● **Request**
Copy out all lines carrying the word "zawodowej".
§ §
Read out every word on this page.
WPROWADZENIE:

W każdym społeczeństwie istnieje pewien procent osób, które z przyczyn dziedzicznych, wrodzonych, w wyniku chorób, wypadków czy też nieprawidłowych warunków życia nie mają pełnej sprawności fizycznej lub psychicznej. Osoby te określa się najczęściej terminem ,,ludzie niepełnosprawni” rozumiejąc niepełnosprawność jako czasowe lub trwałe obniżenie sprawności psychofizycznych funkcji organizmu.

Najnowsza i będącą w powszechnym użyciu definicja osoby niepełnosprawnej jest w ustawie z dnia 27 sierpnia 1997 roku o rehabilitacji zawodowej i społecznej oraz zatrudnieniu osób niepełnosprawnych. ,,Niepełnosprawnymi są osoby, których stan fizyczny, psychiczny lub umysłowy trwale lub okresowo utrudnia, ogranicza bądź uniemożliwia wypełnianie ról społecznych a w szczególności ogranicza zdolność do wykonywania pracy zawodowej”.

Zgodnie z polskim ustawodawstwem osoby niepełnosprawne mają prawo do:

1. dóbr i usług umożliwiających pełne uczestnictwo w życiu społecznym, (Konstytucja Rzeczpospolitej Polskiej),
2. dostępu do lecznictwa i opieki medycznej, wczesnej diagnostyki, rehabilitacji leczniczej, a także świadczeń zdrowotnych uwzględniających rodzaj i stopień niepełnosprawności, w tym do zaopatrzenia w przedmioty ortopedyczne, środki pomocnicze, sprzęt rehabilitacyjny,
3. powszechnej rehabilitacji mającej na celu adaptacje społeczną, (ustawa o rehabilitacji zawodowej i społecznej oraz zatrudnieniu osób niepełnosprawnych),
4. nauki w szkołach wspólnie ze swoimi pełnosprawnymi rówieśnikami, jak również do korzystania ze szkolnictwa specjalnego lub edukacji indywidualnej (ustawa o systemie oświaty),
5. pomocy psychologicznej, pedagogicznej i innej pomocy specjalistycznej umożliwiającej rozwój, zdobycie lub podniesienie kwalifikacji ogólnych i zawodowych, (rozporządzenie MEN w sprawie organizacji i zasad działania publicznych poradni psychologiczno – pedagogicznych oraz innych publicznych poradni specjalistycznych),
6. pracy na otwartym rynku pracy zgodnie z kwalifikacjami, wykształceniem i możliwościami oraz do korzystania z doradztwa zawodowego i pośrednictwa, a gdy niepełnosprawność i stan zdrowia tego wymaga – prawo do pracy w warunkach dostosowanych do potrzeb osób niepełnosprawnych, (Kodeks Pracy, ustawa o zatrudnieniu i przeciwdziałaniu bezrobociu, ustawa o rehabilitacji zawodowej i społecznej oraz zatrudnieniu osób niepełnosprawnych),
§ §
● **Exercise result**
Najnowsza i będącą w powszechnym użyciu definicja osoby niepełnosprawnej jest w ustawie z dnia 27 sierpnia 1997 roku o rehabilitacji zawodowej i społecznej oraz zatrudnieniu osób niepełnosprawnych. ,,Niepełnosprawnymi są osoby, których stan fizyczny, psychiczny lub umysłowy trwale lub okresowo utrudnia, ogranicza bądź uniemożliwia wypełnianie ról społecznych a w szczególności ogranicza zdolność do wykonywania pracy zawodowej”.
3. powszechnej rehabilitacji mającej na celu adaptacje społeczną, (ustawa o rehabilitacji zawodowej i społecznej oraz zatrudnieniu osób niepełnosprawnych),
6. pracy na otwartym rynku pracy zgodnie z kwalifikacjami, wykształceniem i możliwościami oraz do korzystania z doradztwa zawodowego i pośrednictwa, a gdy niepełnosprawność i stan zdrowia tego wymaga – prawo do pracy w warunkach dostosowanych do potrzeb osób niepełnosprawnych, (Kodeks Pracy, ustawa o zatrudnieniu i przeciwdziałaniu bezrobociu, ustawa o rehabilitacji zawodowej i społecznej oraz zatrudnieniu osób niepełnosprawnych),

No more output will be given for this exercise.